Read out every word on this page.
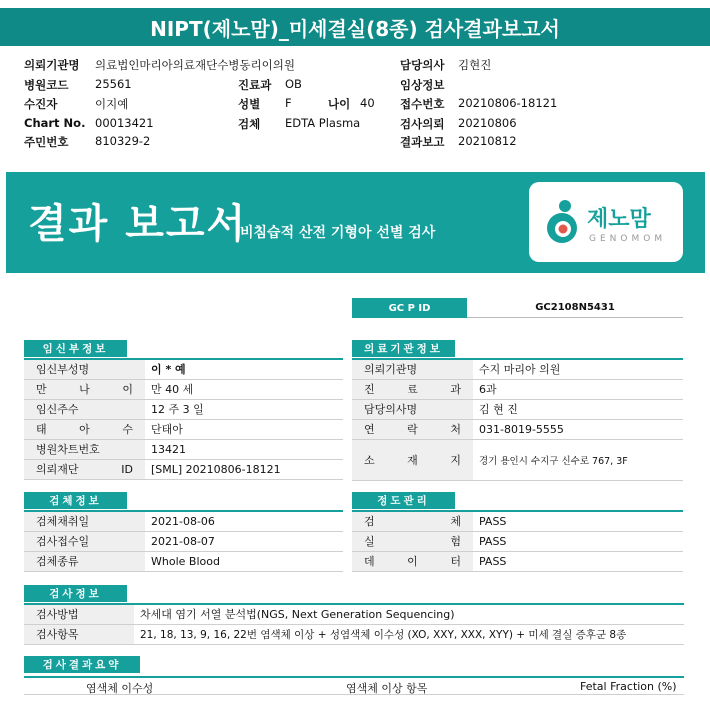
NIPT(제노맘)_미세결실(8종) 검사결과보고서
의뢰기관명 의료법인마리아의료재단수병동리이의원
병원코드 25561
수진자	이지예
Chart No. 00013421
주민번호 810329-2
진료과 OB
성별 F	나이 40
검체 EDTA Plasma
담당의사 김현진
임상정보
접수번호 20210806-18121
검사의뢰 20210806
결과보고 20210812
결과 보고서
비침습적 산전 기형아 선별 검사
제노맘
GENOMOM
GC P ID	GC2108N5431
임신부정보
임신부성명	이 * 예
만 나 이	만 40 세
임신주수	12 주 3 일
태 아 수	단태아
병원차트번호	13421
의뢰재단 ID	[SML] 20210806-18121
의료기관정보
의뢰기관명	수지 마리아 의원
진 료 과	6과
담당의사명	김 현 진
연 락 처	031-8019-5555
소 재 지	경기 용인시 수지구 신수로 767, 3F
검체정보
검체채취일	2021-08-06
검사접수일	2021-08-07
검체종류	Whole Blood
정도관리
검 체	PASS
실 험	PASS
데 이 터	PASS
검사정보
검사방법	차세대 염기 서열 분석법(NGS, Next Generation Sequencing)
검사항목	21, 18, 13, 9, 16, 22번 염색체 이상 + 성염색체 이수성 (XO, XXY, XXX, XYY) + 미세 결실 증후군 8종
검사결과요약
염색체 이수성	염색체 이상 항목	Fetal Fraction (%)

Aim of the exercise
Every line of the material above should be repeated exactly, except for the pictures.

Problem solution
Read out every word on this page.
NIPT(제노맘)_미세결실(8종) 검사결과보고서
의뢰기관명 의료법인마리아의료재단수병동리이의원
병원코드 25561
수진자	이지예
Chart No. 00013421
주민번호 810329-2
진료과 OB
성별 F	나이 40
검체 EDTA Plasma
담당의사 김현진
임상정보
접수번호 20210806-18121
검사의뢰 20210806
결과보고 20210812
결과 보고서
비침습적 산전 기형아 선별 검사
제노맘
GENOMOM
GC P ID	GC2108N5431
임신부정보
임신부성명	이 * 예
만 나 이	만 40 세
임신주수	12 주 3 일
태 아 수	단태아
병원차트번호	13421
의뢰재단 ID	[SML] 20210806-18121
의료기관정보
의뢰기관명	수지 마리아 의원
진 료 과	6과
담당의사명	김 현 진
연 락 처	031-8019-5555
소 재 지	경기 용인시 수지구 신수로 767, 3F
검체정보
검체채취일	2021-08-06
검사접수일	2021-08-07
검체종류	Whole Blood
정도관리
검 체	PASS
실 험	PASS
데 이 터	PASS
검사정보
검사방법	차세대 염기 서열 분석법(NGS, Next Generation Sequencing)
검사항목	21, 18, 13, 9, 16, 22번 염색체 이상 + 성염색체 이수성 (XO, XXY, XXX, XYY) + 미세 결실 증후군 8종
검사결과요약
염색체 이수성	염색체 이상 항목	Fetal Fraction (%)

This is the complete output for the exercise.